Go through the listing and return every line with "this" in it.
__________________________________________________
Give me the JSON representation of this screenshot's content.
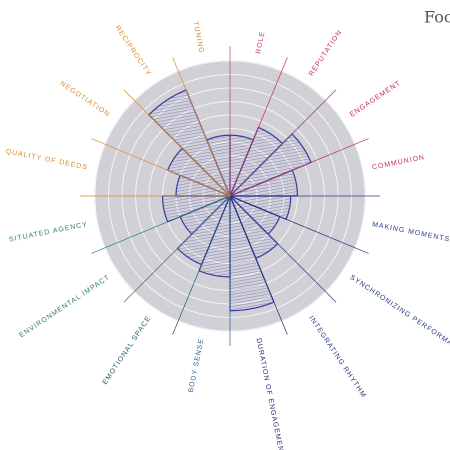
{
  "chart_data": {
    "type": "polar",
    "note_text": "Foo",
    "categories": [
      "TUNING",
      "ROLE",
      "REPUTATION",
      "ENGAGEMENT",
      "COMMUNION",
      "MAKING MOMENTS TO I",
      "SYNCHRONIZING PERFORMANCE",
      "INTEGRATING RHYTHM",
      "DURATION OF ENGAGEMENT",
      "BODY SENSE",
      "EMOTIONAL SPACE",
      "ENVIRONMENTAL IMPACT",
      "SITUATED AGENCY",
      "QUALITY OF DEEDS",
      "NEGOTIATION",
      "RECIPROCITY"
    ],
    "label_colors": [
      "#d98a2b",
      "#d0405a",
      "#c8304a",
      "#c02850",
      "#c0306a",
      "#2a3e8a",
      "#23367a",
      "#2a3a80",
      "#22306e",
      "#2a6090",
      "#1e5a6a",
      "#2a7a6a",
      "#2a8070",
      "#d98a2b",
      "#d98a2b",
      "#d98a2b"
    ],
    "values": [
      4.5,
      4.5,
      5.5,
      6.5,
      5,
      4.5,
      4,
      5,
      8.5,
      6,
      5.5,
      4,
      5,
      4,
      5,
      8.5
    ],
    "color": "#3a3aa0",
    "rlim": [
      0,
      10
    ],
    "rticks": [
      1,
      2,
      3,
      4,
      5,
      6,
      7,
      8,
      9,
      10
    ]
  }
}
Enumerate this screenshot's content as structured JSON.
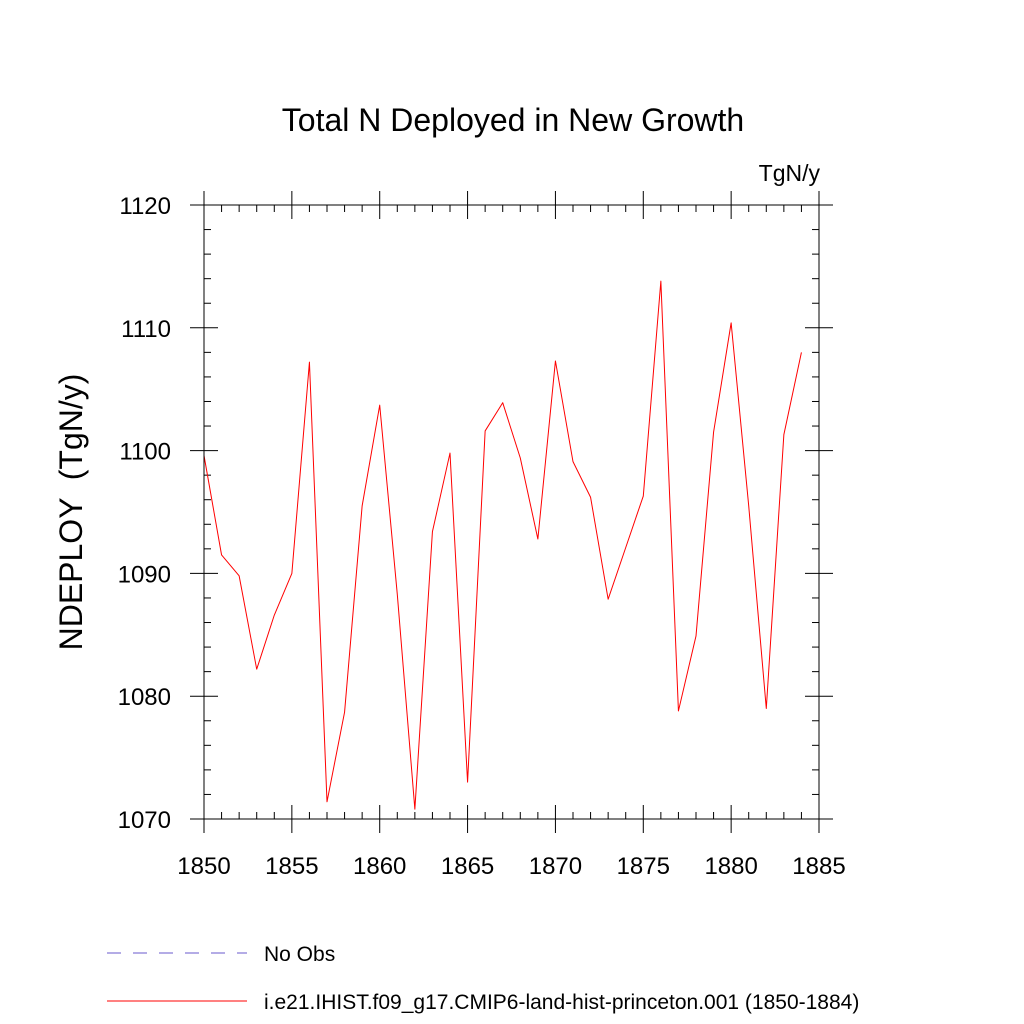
{
  "chart_data": {
    "type": "line",
    "title": "Total N Deployed in New Growth",
    "units_label": "TgN/y",
    "ylabel": "NDEPLOY  (TgN/y)",
    "xlabel": "",
    "xlim": [
      1850,
      1885
    ],
    "ylim": [
      1070,
      1120
    ],
    "x_ticks": [
      1850,
      1855,
      1860,
      1865,
      1870,
      1875,
      1880,
      1885
    ],
    "y_ticks": [
      1070,
      1080,
      1090,
      1100,
      1110,
      1120
    ],
    "grid": false,
    "legend_position": "bottom-left",
    "series": [
      {
        "name": "i.e21.IHIST.f09_g17.CMIP6-land-hist-princeton.001 (1850-1884)",
        "color": "#ff0000",
        "style": "solid",
        "x": [
          1850,
          1851,
          1852,
          1853,
          1854,
          1855,
          1856,
          1857,
          1858,
          1859,
          1860,
          1861,
          1862,
          1863,
          1864,
          1865,
          1866,
          1867,
          1868,
          1869,
          1870,
          1871,
          1872,
          1873,
          1874,
          1875,
          1876,
          1877,
          1878,
          1879,
          1880,
          1881,
          1882,
          1883,
          1884
        ],
        "values": [
          1099.6,
          1091.5,
          1089.8,
          1082.2,
          1086.6,
          1090.0,
          1107.2,
          1071.4,
          1078.7,
          1095.5,
          1103.7,
          1088.3,
          1070.8,
          1093.4,
          1099.8,
          1073.0,
          1101.6,
          1103.9,
          1099.4,
          1092.8,
          1107.3,
          1099.1,
          1096.2,
          1087.9,
          1092.1,
          1096.3,
          1113.8,
          1078.8,
          1084.9,
          1101.5,
          1110.4,
          1095.5,
          1079.0,
          1101.3,
          1108.0
        ]
      }
    ],
    "legend": [
      {
        "label": "No Obs",
        "color": "#6a5acd",
        "style": "dashed"
      },
      {
        "label": "i.e21.IHIST.f09_g17.CMIP6-land-hist-princeton.001 (1850-1884)",
        "color": "#ff0000",
        "style": "solid"
      }
    ]
  }
}
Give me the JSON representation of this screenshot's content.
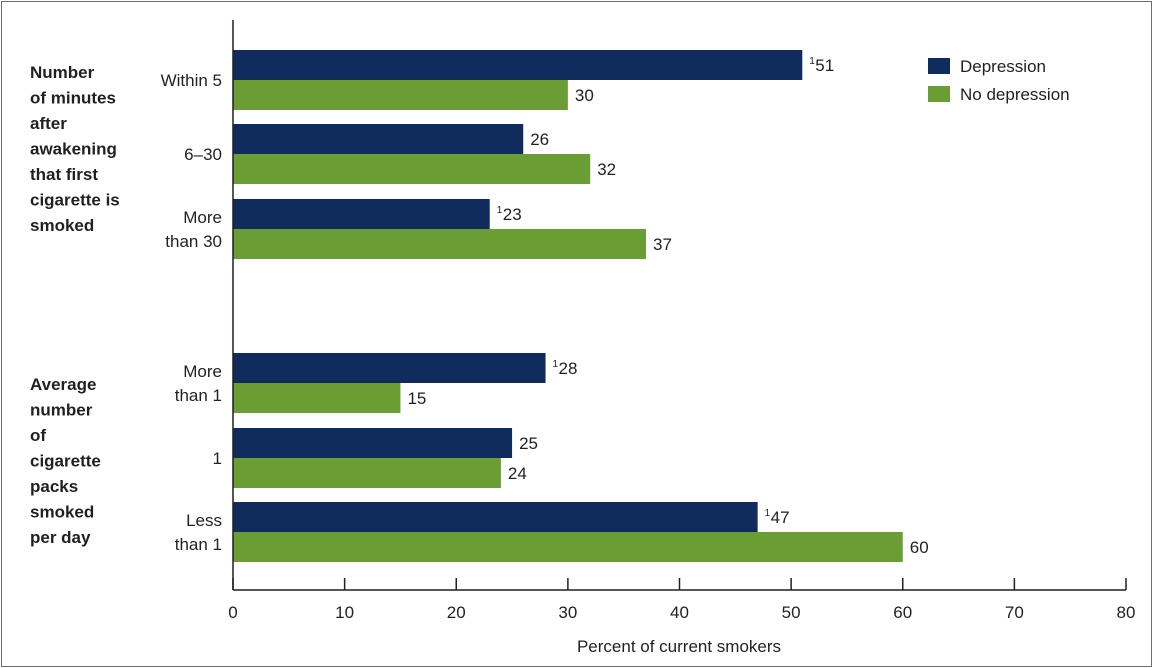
{
  "chart_data": {
    "type": "bar",
    "orientation": "horizontal",
    "xlabel": "Percent of current smokers",
    "xlim": [
      0,
      80
    ],
    "xticks": [
      0,
      10,
      20,
      30,
      40,
      50,
      60,
      70,
      80
    ],
    "legend_position": "top-right",
    "series": [
      {
        "name": "Depression",
        "color": "#0f2c5c"
      },
      {
        "name": "No depression",
        "color": "#6a9e34"
      }
    ],
    "groups": [
      {
        "title": [
          "Number",
          "of minutes",
          "after",
          "awakening",
          "that first",
          "cigarette is",
          "smoked"
        ],
        "categories": [
          {
            "label": [
              "Within 5"
            ],
            "values": [
              51,
              30
            ],
            "value_labels": [
              "51",
              "30"
            ],
            "notes": [
              "1",
              ""
            ]
          },
          {
            "label": [
              "6–30"
            ],
            "values": [
              26,
              32
            ],
            "value_labels": [
              "26",
              "32"
            ],
            "notes": [
              "",
              ""
            ]
          },
          {
            "label": [
              "More",
              "than 30"
            ],
            "values": [
              23,
              37
            ],
            "value_labels": [
              "23",
              "37"
            ],
            "notes": [
              "1",
              ""
            ]
          }
        ]
      },
      {
        "title": [
          "Average",
          "number",
          "of",
          "cigarette",
          "packs",
          "smoked",
          "per day"
        ],
        "categories": [
          {
            "label": [
              "More",
              "than 1"
            ],
            "values": [
              28,
              15
            ],
            "value_labels": [
              "28",
              "15"
            ],
            "notes": [
              "1",
              ""
            ]
          },
          {
            "label": [
              "1"
            ],
            "values": [
              25,
              24
            ],
            "value_labels": [
              "25",
              "24"
            ],
            "notes": [
              "",
              ""
            ]
          },
          {
            "label": [
              "Less",
              "than 1"
            ],
            "values": [
              47,
              60
            ],
            "value_labels": [
              "47",
              "60"
            ],
            "notes": [
              "1",
              ""
            ]
          }
        ]
      }
    ]
  }
}
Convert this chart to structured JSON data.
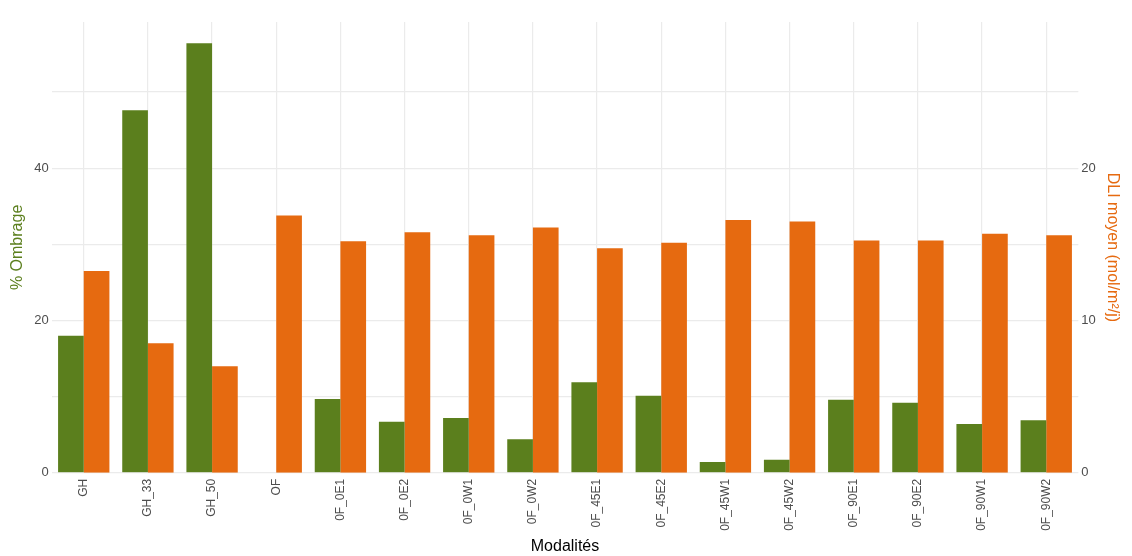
{
  "chart_data": {
    "type": "bar",
    "xlabel": "Modalités",
    "ylabel": "% Ombrage",
    "y2label": "DLI moyen (mol/m²/j)",
    "categories": [
      "GH",
      "GH_33",
      "GH_50",
      "OF",
      "0F_0E1",
      "0F_0E2",
      "0F_0W1",
      "0F_0W2",
      "0F_45E1",
      "0F_45E2",
      "0F_45W1",
      "0F_45W2",
      "0F_90E1",
      "0F_90E2",
      "0F_90W1",
      "0F_90W2"
    ],
    "series": [
      {
        "color": "#5b7f1d",
        "values": [
          18.0,
          47.6,
          56.4,
          0,
          9.7,
          6.7,
          7.2,
          4.4,
          11.9,
          10.1,
          1.4,
          1.7,
          9.6,
          9.2,
          6.4,
          6.9
        ]
      },
      {
        "color": "#e66a10",
        "axis": "y2",
        "values": [
          13.25,
          8.5,
          7.0,
          16.9,
          15.2,
          15.8,
          15.6,
          16.1,
          14.75,
          15.1,
          16.6,
          16.5,
          15.25,
          15.25,
          15.7,
          15.6
        ]
      }
    ],
    "ylim": [
      0,
      59.2
    ],
    "yticks": [
      0,
      {
        "value": 10,
        "label": null
      },
      20,
      {
        "value": 30,
        "label": null
      },
      40,
      {
        "value": 50,
        "label": null
      }
    ],
    "y2lim": [
      0,
      29.6
    ],
    "y2ticks": [
      0,
      10,
      20
    ],
    "grid": true,
    "legend": false
  }
}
__________________________________________________
● Task output:
Give me the JSON representation of this screenshot's content.
Enumerate this screenshot's content as structured JSON.
Give me the JSON representation of this screenshot's content.
Convert this chart to structured JSON data.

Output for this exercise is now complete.